◆ Problem details
Repeat the lines below exactly as they appear, but leave out the images.

◆ Input data
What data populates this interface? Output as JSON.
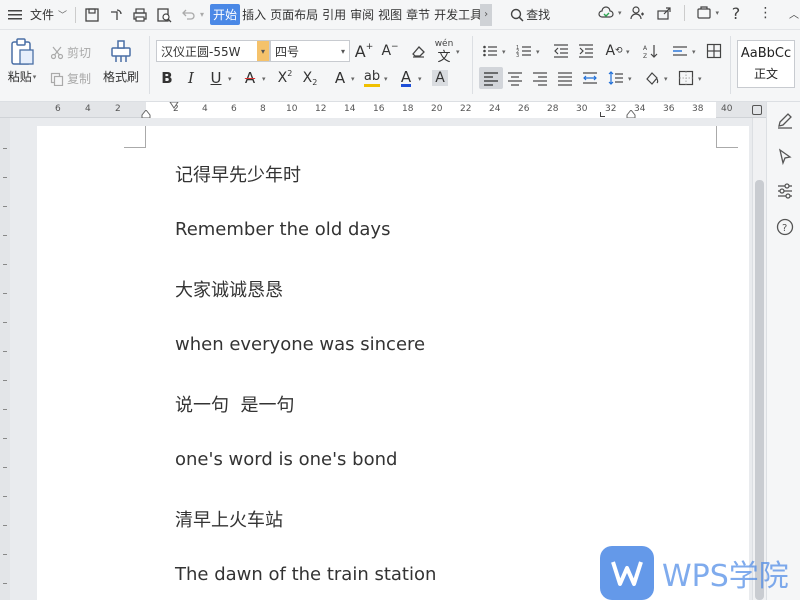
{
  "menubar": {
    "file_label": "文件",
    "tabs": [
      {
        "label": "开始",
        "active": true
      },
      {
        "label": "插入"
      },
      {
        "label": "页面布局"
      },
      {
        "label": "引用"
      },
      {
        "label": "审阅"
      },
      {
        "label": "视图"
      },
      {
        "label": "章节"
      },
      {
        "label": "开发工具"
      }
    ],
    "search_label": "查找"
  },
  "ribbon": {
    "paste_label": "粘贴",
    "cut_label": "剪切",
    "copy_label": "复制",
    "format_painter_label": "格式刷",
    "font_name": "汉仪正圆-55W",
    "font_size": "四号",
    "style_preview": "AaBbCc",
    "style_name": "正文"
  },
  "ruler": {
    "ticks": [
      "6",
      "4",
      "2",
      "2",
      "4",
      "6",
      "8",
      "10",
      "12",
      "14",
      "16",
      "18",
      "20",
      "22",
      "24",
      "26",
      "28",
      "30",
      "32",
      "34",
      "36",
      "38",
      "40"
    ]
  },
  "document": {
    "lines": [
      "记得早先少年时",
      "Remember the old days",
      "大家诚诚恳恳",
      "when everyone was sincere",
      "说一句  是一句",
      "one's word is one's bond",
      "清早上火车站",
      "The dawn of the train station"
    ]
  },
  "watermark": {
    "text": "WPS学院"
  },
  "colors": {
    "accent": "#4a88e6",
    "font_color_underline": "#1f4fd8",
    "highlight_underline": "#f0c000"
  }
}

◆ Full solution
What data populates this interface? Output as JSON.
{
  "menubar": {
    "file_label": "文件",
    "tabs": [
      {
        "label": "开始",
        "active": true
      },
      {
        "label": "插入"
      },
      {
        "label": "页面布局"
      },
      {
        "label": "引用"
      },
      {
        "label": "审阅"
      },
      {
        "label": "视图"
      },
      {
        "label": "章节"
      },
      {
        "label": "开发工具"
      }
    ],
    "search_label": "查找"
  },
  "ribbon": {
    "paste_label": "粘贴",
    "cut_label": "剪切",
    "copy_label": "复制",
    "format_painter_label": "格式刷",
    "font_name": "汉仪正圆-55W",
    "font_size": "四号",
    "style_preview": "AaBbCc",
    "style_name": "正文"
  },
  "ruler": {
    "ticks": [
      "6",
      "4",
      "2",
      "2",
      "4",
      "6",
      "8",
      "10",
      "12",
      "14",
      "16",
      "18",
      "20",
      "22",
      "24",
      "26",
      "28",
      "30",
      "32",
      "34",
      "36",
      "38",
      "40"
    ]
  },
  "document": {
    "lines": [
      "记得早先少年时",
      "Remember the old days",
      "大家诚诚恳恳",
      "when everyone was sincere",
      "说一句  是一句",
      "one's word is one's bond",
      "清早上火车站",
      "The dawn of the train station"
    ]
  },
  "watermark": {
    "text": "WPS学院"
  },
  "colors": {
    "accent": "#4a88e6",
    "font_color_underline": "#1f4fd8",
    "highlight_underline": "#f0c000"
  }
}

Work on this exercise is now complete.